Task statement | Reproduce the records that follow in full, excluding any picture they contain.

--- Start of Available records ---

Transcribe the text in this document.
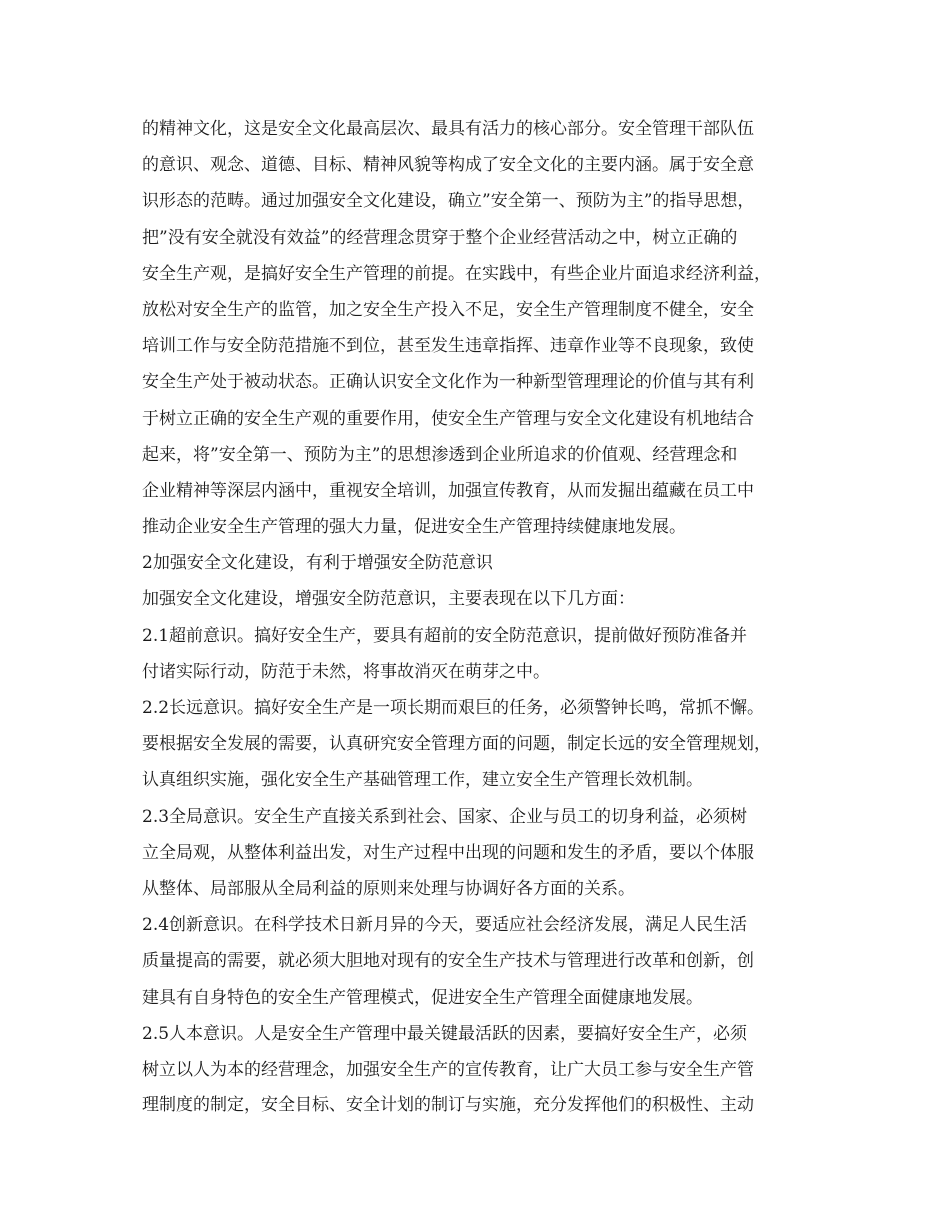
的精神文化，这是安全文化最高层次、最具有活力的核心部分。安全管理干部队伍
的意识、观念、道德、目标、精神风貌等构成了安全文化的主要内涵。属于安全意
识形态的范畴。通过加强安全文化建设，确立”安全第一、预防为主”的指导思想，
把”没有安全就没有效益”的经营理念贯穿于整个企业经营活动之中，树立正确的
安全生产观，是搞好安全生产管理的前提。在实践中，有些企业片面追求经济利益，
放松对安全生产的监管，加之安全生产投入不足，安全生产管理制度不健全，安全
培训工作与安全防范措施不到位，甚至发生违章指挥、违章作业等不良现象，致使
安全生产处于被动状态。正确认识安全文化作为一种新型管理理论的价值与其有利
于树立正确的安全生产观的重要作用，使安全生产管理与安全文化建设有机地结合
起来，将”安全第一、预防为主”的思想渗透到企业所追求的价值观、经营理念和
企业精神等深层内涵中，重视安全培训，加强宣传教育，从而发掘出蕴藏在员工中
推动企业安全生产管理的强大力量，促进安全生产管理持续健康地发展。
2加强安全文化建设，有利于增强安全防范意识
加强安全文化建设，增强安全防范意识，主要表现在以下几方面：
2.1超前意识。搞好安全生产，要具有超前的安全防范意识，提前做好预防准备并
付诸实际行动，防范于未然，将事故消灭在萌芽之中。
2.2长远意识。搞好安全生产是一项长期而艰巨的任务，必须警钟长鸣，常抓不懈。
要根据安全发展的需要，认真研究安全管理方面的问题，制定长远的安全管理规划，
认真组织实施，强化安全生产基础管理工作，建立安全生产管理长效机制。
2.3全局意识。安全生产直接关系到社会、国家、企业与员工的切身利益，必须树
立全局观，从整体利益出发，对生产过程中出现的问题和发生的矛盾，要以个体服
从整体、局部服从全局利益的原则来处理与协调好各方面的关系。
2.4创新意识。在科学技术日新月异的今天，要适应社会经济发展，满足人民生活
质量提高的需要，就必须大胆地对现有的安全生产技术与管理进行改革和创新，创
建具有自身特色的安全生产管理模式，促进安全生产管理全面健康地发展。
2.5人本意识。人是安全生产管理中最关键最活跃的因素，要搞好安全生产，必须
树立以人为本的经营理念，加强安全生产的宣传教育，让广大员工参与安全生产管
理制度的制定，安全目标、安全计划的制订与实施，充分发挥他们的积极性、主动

--- End of Available records ---

Written response |
Transcribe the text in this document.
的精神文化，这是安全文化最高层次、最具有活力的核心部分。安全管理干部队伍
的意识、观念、道德、目标、精神风貌等构成了安全文化的主要内涵。属于安全意
识形态的范畴。通过加强安全文化建设，确立”安全第一、预防为主”的指导思想，
把”没有安全就没有效益”的经营理念贯穿于整个企业经营活动之中，树立正确的
安全生产观，是搞好安全生产管理的前提。在实践中，有些企业片面追求经济利益，
放松对安全生产的监管，加之安全生产投入不足，安全生产管理制度不健全，安全
培训工作与安全防范措施不到位，甚至发生违章指挥、违章作业等不良现象，致使
安全生产处于被动状态。正确认识安全文化作为一种新型管理理论的价值与其有利
于树立正确的安全生产观的重要作用，使安全生产管理与安全文化建设有机地结合
起来，将”安全第一、预防为主”的思想渗透到企业所追求的价值观、经营理念和
企业精神等深层内涵中，重视安全培训，加强宣传教育，从而发掘出蕴藏在员工中
推动企业安全生产管理的强大力量，促进安全生产管理持续健康地发展。
2加强安全文化建设，有利于增强安全防范意识
加强安全文化建设，增强安全防范意识，主要表现在以下几方面：
2.1超前意识。搞好安全生产，要具有超前的安全防范意识，提前做好预防准备并
付诸实际行动，防范于未然，将事故消灭在萌芽之中。
2.2长远意识。搞好安全生产是一项长期而艰巨的任务，必须警钟长鸣，常抓不懈。
要根据安全发展的需要，认真研究安全管理方面的问题，制定长远的安全管理规划，
认真组织实施，强化安全生产基础管理工作，建立安全生产管理长效机制。
2.3全局意识。安全生产直接关系到社会、国家、企业与员工的切身利益，必须树
立全局观，从整体利益出发，对生产过程中出现的问题和发生的矛盾，要以个体服
从整体、局部服从全局利益的原则来处理与协调好各方面的关系。
2.4创新意识。在科学技术日新月异的今天，要适应社会经济发展，满足人民生活
质量提高的需要，就必须大胆地对现有的安全生产技术与管理进行改革和创新，创
建具有自身特色的安全生产管理模式，促进安全生产管理全面健康地发展。
2.5人本意识。人是安全生产管理中最关键最活跃的因素，要搞好安全生产，必须
树立以人为本的经营理念，加强安全生产的宣传教育，让广大员工参与安全生产管
理制度的制定，安全目标、安全计划的制订与实施，充分发挥他们的积极性、主动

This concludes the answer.